* [Your instructions]: Repeat the records verbatim and leave the pictures out of your copy.

* [Stored records]:
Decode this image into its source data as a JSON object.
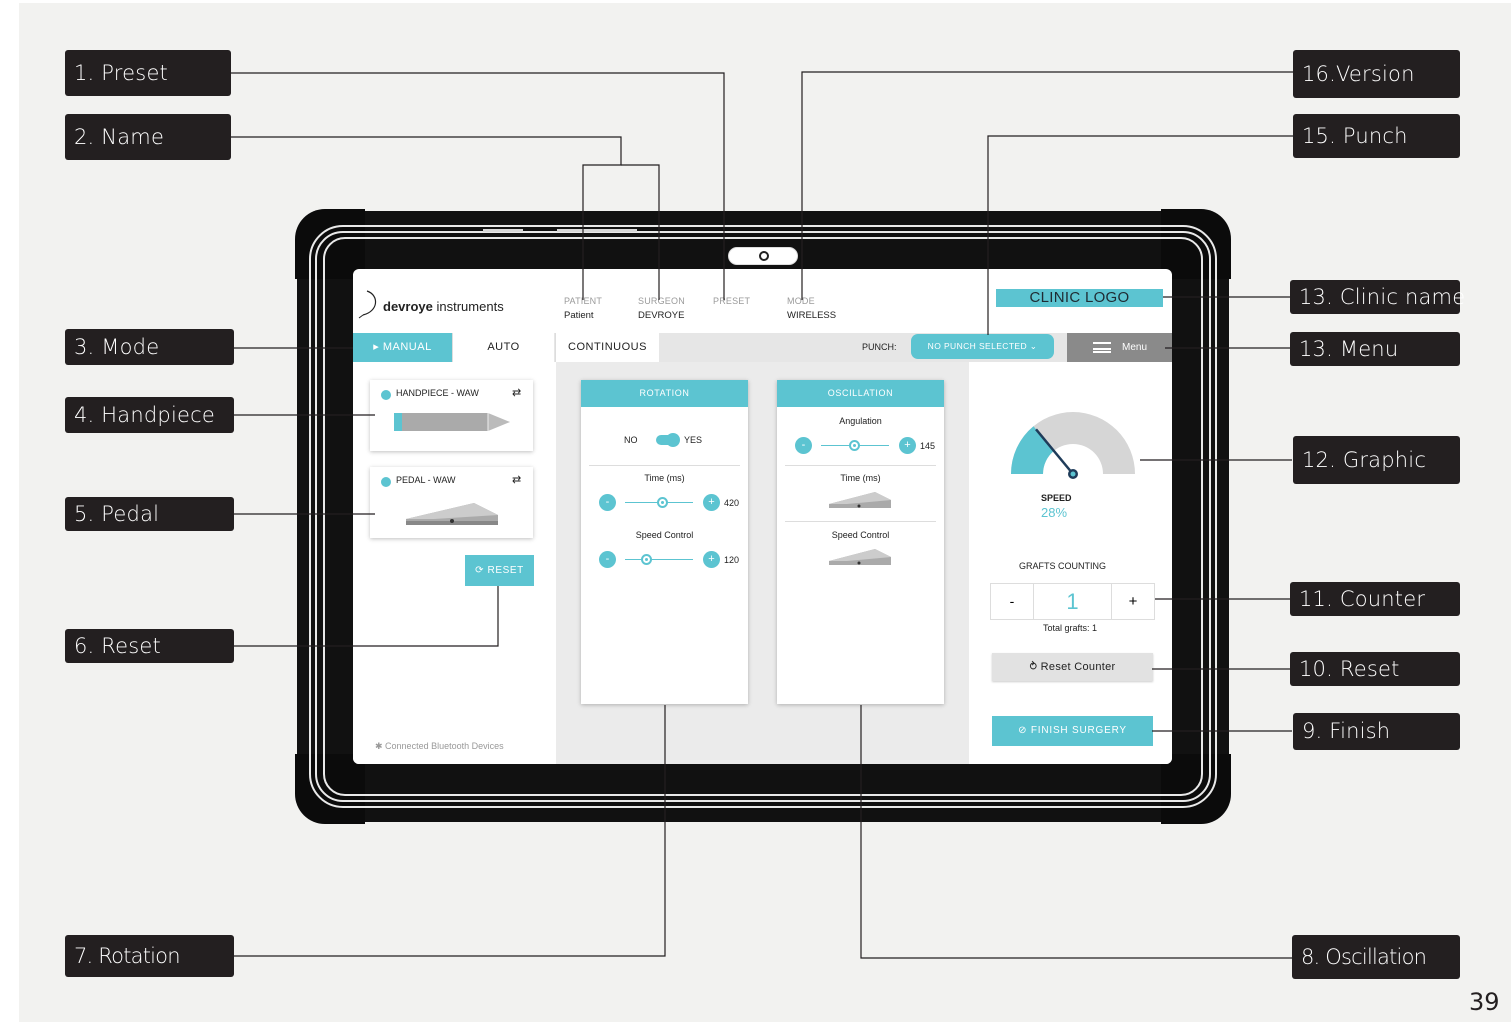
{
  "callouts": {
    "preset": "1. Preset",
    "name": "2. Name",
    "mode": "3. Mode",
    "handpiece": "4. Handpiece",
    "pedal": "5. Pedal",
    "reset": "6. Reset",
    "rotation": "7. Rotation",
    "oscillation": "8. Oscillation",
    "finish": "9. Finish",
    "reset_counter": "10. Reset",
    "counter": "11. Counter",
    "graphic": "12. Graphic",
    "menu": "13. Menu",
    "clinic_name": "13. Clinic name",
    "punch": "15. Punch",
    "version": "16.Version"
  },
  "page_number": "39",
  "app": {
    "brand_name": "devroye",
    "brand_suffix": "instruments",
    "clinic_logo": "CLINIC LOGO",
    "header": {
      "patient_label": "PATIENT",
      "patient_value": "Patient",
      "surgeon_label": "SURGEON",
      "surgeon_value": "DEVROYE",
      "preset_label": "PRESET",
      "mode_label": "MODE",
      "mode_value": "WIRELESS"
    },
    "tabs": {
      "manual": "▸ MANUAL",
      "auto": "AUTO",
      "continuous": "CONTINUOUS"
    },
    "punch_label": "PUNCH:",
    "punch_select": "NO PUNCH SELECTED ⌄",
    "menu_label": "Menu",
    "handpiece_card": "HANDPIECE - WAW",
    "pedal_card": "PEDAL - WAW",
    "swap_glyph": "⇄",
    "reset_button": "⟳  RESET",
    "bluetooth_footer": "✱ Connected Bluetooth Devices",
    "rotation": {
      "title": "ROTATION",
      "toggle_no": "NO",
      "toggle_yes": "YES",
      "time_label": "Time (ms)",
      "time_value": "420",
      "speed_label": "Speed Control",
      "speed_value": "120"
    },
    "oscillation": {
      "title": "OSCILLATION",
      "angulation_label": "Angulation",
      "angulation_value": "145",
      "time_label": "Time (ms)",
      "speed_label": "Speed Control"
    },
    "minus_glyph": "-",
    "plus_glyph": "+",
    "speed_label": "SPEED",
    "speed_value": "28%",
    "speed_fraction": 0.28,
    "grafts_title": "GRAFTS COUNTING",
    "counter_minus": "-",
    "counter_value": "1",
    "counter_plus": "+",
    "total_grafts": "Total grafts: 1",
    "reset_counter": "⥁ Reset Counter",
    "finish_surgery": "⊘  FINISH SURGERY"
  },
  "colors": {
    "accent": "#5cc4d1",
    "callout_bg": "#231f20",
    "page_bg": "#f2f2f0"
  }
}
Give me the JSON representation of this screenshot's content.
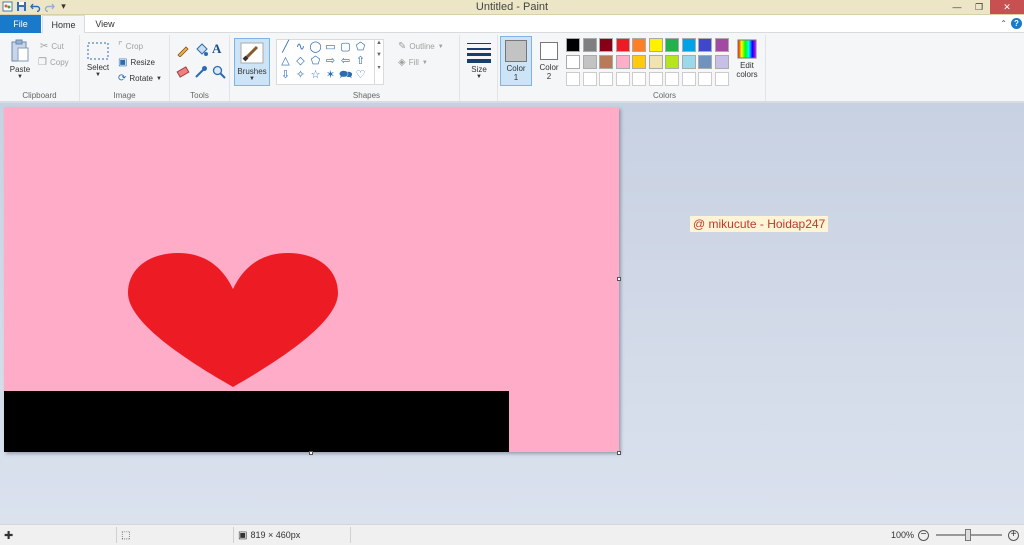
{
  "window": {
    "title": "Untitled - Paint"
  },
  "tabs": {
    "file": "File",
    "home": "Home",
    "view": "View"
  },
  "clipboard": {
    "paste": "Paste",
    "cut": "Cut",
    "copy": "Copy",
    "label": "Clipboard"
  },
  "image": {
    "select": "Select",
    "crop": "Crop",
    "resize": "Resize",
    "rotate": "Rotate",
    "label": "Image"
  },
  "tools": {
    "label": "Tools"
  },
  "brushes": {
    "label": "Brushes"
  },
  "shapes": {
    "outline": "Outline",
    "fill": "Fill",
    "label": "Shapes"
  },
  "size": {
    "label": "Size"
  },
  "color1": {
    "label": "Color",
    "num": "1",
    "value": "#c3c3c3"
  },
  "color2": {
    "label": "Color",
    "num": "2",
    "value": "#ffffff"
  },
  "colors": {
    "label": "Colors",
    "edit_label_1": "Edit",
    "edit_label_2": "colors",
    "row1": [
      "#000000",
      "#7f7f7f",
      "#880015",
      "#ed1c24",
      "#ff7f27",
      "#fff200",
      "#22b14c",
      "#00a2e8",
      "#3f48cc",
      "#a349a4"
    ],
    "row2": [
      "#ffffff",
      "#c3c3c3",
      "#b97a57",
      "#ffaec9",
      "#ffc90e",
      "#efe4b0",
      "#b5e61d",
      "#99d9ea",
      "#7092be",
      "#c8bfe7"
    ]
  },
  "canvas": {
    "background": "#feacc8",
    "heart_color": "#ed1c24"
  },
  "watermark": "@ mikucute - Hoidap247",
  "status": {
    "size": "819 × 460px",
    "zoom": "100%"
  }
}
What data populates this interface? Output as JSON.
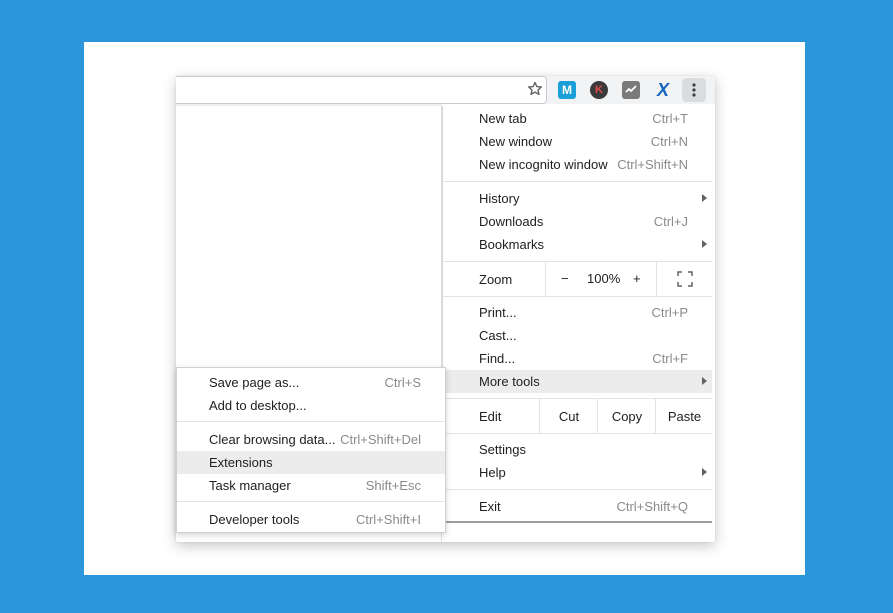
{
  "colors": {
    "background": "#2b96d9",
    "card": "#ffffff",
    "highlight": "#ececec"
  },
  "toolbar": {
    "icons": [
      "star-icon",
      "extension-m-icon",
      "extension-k-icon",
      "extension-check-icon",
      "extension-x-icon",
      "menu-kebab-icon"
    ],
    "ext_m": "M",
    "ext_k": "K",
    "ext_x": "X"
  },
  "menu": {
    "new_tab": {
      "label": "New tab",
      "shortcut": "Ctrl+T"
    },
    "new_window": {
      "label": "New window",
      "shortcut": "Ctrl+N"
    },
    "new_incognito": {
      "label": "New incognito window",
      "shortcut": "Ctrl+Shift+N"
    },
    "history": {
      "label": "History"
    },
    "downloads": {
      "label": "Downloads",
      "shortcut": "Ctrl+J"
    },
    "bookmarks": {
      "label": "Bookmarks"
    },
    "zoom": {
      "label": "Zoom",
      "minus": "−",
      "value": "100%",
      "plus": "+"
    },
    "print": {
      "label": "Print...",
      "shortcut": "Ctrl+P"
    },
    "cast": {
      "label": "Cast..."
    },
    "find": {
      "label": "Find...",
      "shortcut": "Ctrl+F"
    },
    "more_tools": {
      "label": "More tools"
    },
    "edit": {
      "label": "Edit",
      "cut": "Cut",
      "copy": "Copy",
      "paste": "Paste"
    },
    "settings": {
      "label": "Settings"
    },
    "help": {
      "label": "Help"
    },
    "exit": {
      "label": "Exit",
      "shortcut": "Ctrl+Shift+Q"
    }
  },
  "submenu": {
    "save_page": {
      "label": "Save page as...",
      "shortcut": "Ctrl+S"
    },
    "add_desktop": {
      "label": "Add to desktop..."
    },
    "clear_data": {
      "label": "Clear browsing data...",
      "shortcut": "Ctrl+Shift+Del"
    },
    "extensions": {
      "label": "Extensions"
    },
    "task_manager": {
      "label": "Task manager",
      "shortcut": "Shift+Esc"
    },
    "dev_tools": {
      "label": "Developer tools",
      "shortcut": "Ctrl+Shift+I"
    }
  }
}
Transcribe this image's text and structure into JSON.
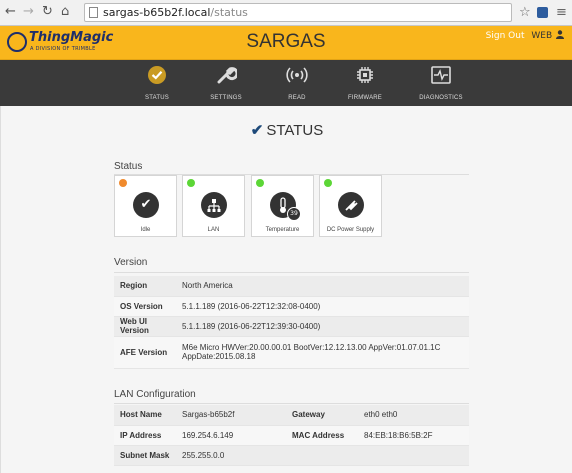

* [Response]:
Decode this image into its source data as a JSON object.
{
  "callouts": {
    "preset": "1. Preset",
    "name": "2. Name",
    "mode": "3. Mode",
    "handpiece": "4. Handpiece",
    "pedal": "5. Pedal",
    "reset": "6. Reset",
    "rotation": "7. Rotation",
    "oscillation": "8. Oscillation",
    "finish": "9. Finish",
    "reset_counter": "10. Reset",
    "counter": "11. Counter",
    "graphic": "12. Graphic",
    "menu": "13. Menu",
    "clinic_name": "13. Clinic name",
    "punch": "15. Punch",
    "version": "16.Version"
  },
  "page_number": "39",
  "app": {
    "brand_name": "devroye",
    "brand_suffix": "instruments",
    "clinic_logo": "CLINIC LOGO",
    "header": {
      "patient_label": "PATIENT",
      "patient_value": "Patient",
      "surgeon_label": "SURGEON",
      "surgeon_value": "DEVROYE",
      "preset_label": "PRESET",
      "mode_label": "MODE",
      "mode_value": "WIRELESS"
    },
    "tabs": {
      "manual": "▸ MANUAL",
      "auto": "AUTO",
      "continuous": "CONTINUOUS"
    },
    "punch_label": "PUNCH:",
    "punch_select": "NO PUNCH SELECTED ⌄",
    "menu_label": "Menu",
    "handpiece_card": "HANDPIECE - WAW",
    "pedal_card": "PEDAL - WAW",
    "swap_glyph": "⇄",
    "reset_button": "⟳  RESET",
    "bluetooth_footer": "✱ Connected Bluetooth Devices",
    "rotation": {
      "title": "ROTATION",
      "toggle_no": "NO",
      "toggle_yes": "YES",
      "time_label": "Time (ms)",
      "time_value": "420",
      "speed_label": "Speed Control",
      "speed_value": "120"
    },
    "oscillation": {
      "title": "OSCILLATION",
      "angulation_label": "Angulation",
      "angulation_value": "145",
      "time_label": "Time (ms)",
      "speed_label": "Speed Control"
    },
    "minus_glyph": "-",
    "plus_glyph": "+",
    "speed_label": "SPEED",
    "speed_value": "28%",
    "speed_fraction": 0.28,
    "grafts_title": "GRAFTS COUNTING",
    "counter_minus": "-",
    "counter_value": "1",
    "counter_plus": "+",
    "total_grafts": "Total grafts: 1",
    "reset_counter": "⥁ Reset Counter",
    "finish_surgery": "⊘  FINISH SURGERY"
  },
  "colors": {
    "accent": "#5cc4d1",
    "callout_bg": "#231f20",
    "page_bg": "#f2f2f0"
  }
}
Give me the JSON representation of this screenshot's content.
{
  "window": {
    "title": "Untitled - Paint"
  },
  "tabs": {
    "file": "File",
    "home": "Home",
    "view": "View"
  },
  "clipboard": {
    "paste": "Paste",
    "cut": "Cut",
    "copy": "Copy",
    "label": "Clipboard"
  },
  "image": {
    "select": "Select",
    "crop": "Crop",
    "resize": "Resize",
    "rotate": "Rotate",
    "label": "Image"
  },
  "tools": {
    "label": "Tools"
  },
  "brushes": {
    "label": "Brushes"
  },
  "shapes": {
    "outline": "Outline",
    "fill": "Fill",
    "label": "Shapes"
  },
  "size": {
    "label": "Size"
  },
  "color1": {
    "label": "Color",
    "num": "1",
    "value": "#c3c3c3"
  },
  "color2": {
    "label": "Color",
    "num": "2",
    "value": "#ffffff"
  },
  "colors": {
    "label": "Colors",
    "edit_label_1": "Edit",
    "edit_label_2": "colors",
    "row1": [
      "#000000",
      "#7f7f7f",
      "#880015",
      "#ed1c24",
      "#ff7f27",
      "#fff200",
      "#22b14c",
      "#00a2e8",
      "#3f48cc",
      "#a349a4"
    ],
    "row2": [
      "#ffffff",
      "#c3c3c3",
      "#b97a57",
      "#ffaec9",
      "#ffc90e",
      "#efe4b0",
      "#b5e61d",
      "#99d9ea",
      "#7092be",
      "#c8bfe7"
    ]
  },
  "canvas": {
    "background": "#feacc8",
    "heart_color": "#ed1c24"
  },
  "watermark": "@ mikucute - Hoidap247",
  "status": {
    "size": "819 × 460px",
    "zoom": "100%"
  }
}
What data populates this interface? Output as JSON.
{
  "colors": {
    "background": "#2b96d9",
    "card": "#ffffff",
    "highlight": "#ececec"
  },
  "toolbar": {
    "icons": [
      "star-icon",
      "extension-m-icon",
      "extension-k-icon",
      "extension-check-icon",
      "extension-x-icon",
      "menu-kebab-icon"
    ],
    "ext_m": "M",
    "ext_k": "K",
    "ext_x": "X"
  },
  "menu": {
    "new_tab": {
      "label": "New tab",
      "shortcut": "Ctrl+T"
    },
    "new_window": {
      "label": "New window",
      "shortcut": "Ctrl+N"
    },
    "new_incognito": {
      "label": "New incognito window",
      "shortcut": "Ctrl+Shift+N"
    },
    "history": {
      "label": "History"
    },
    "downloads": {
      "label": "Downloads",
      "shortcut": "Ctrl+J"
    },
    "bookmarks": {
      "label": "Bookmarks"
    },
    "zoom": {
      "label": "Zoom",
      "minus": "−",
      "value": "100%",
      "plus": "+"
    },
    "print": {
      "label": "Print...",
      "shortcut": "Ctrl+P"
    },
    "cast": {
      "label": "Cast..."
    },
    "find": {
      "label": "Find...",
      "shortcut": "Ctrl+F"
    },
    "more_tools": {
      "label": "More tools"
    },
    "edit": {
      "label": "Edit",
      "cut": "Cut",
      "copy": "Copy",
      "paste": "Paste"
    },
    "settings": {
      "label": "Settings"
    },
    "help": {
      "label": "Help"
    },
    "exit": {
      "label": "Exit",
      "shortcut": "Ctrl+Shift+Q"
    }
  },
  "submenu": {
    "save_page": {
      "label": "Save page as...",
      "shortcut": "Ctrl+S"
    },
    "add_desktop": {
      "label": "Add to desktop..."
    },
    "clear_data": {
      "label": "Clear browsing data...",
      "shortcut": "Ctrl+Shift+Del"
    },
    "extensions": {
      "label": "Extensions"
    },
    "task_manager": {
      "label": "Task manager",
      "shortcut": "Shift+Esc"
    },
    "dev_tools": {
      "label": "Developer tools",
      "shortcut": "Ctrl+Shift+I"
    }
  }
}
Transcribe this image's text and structure into JSON.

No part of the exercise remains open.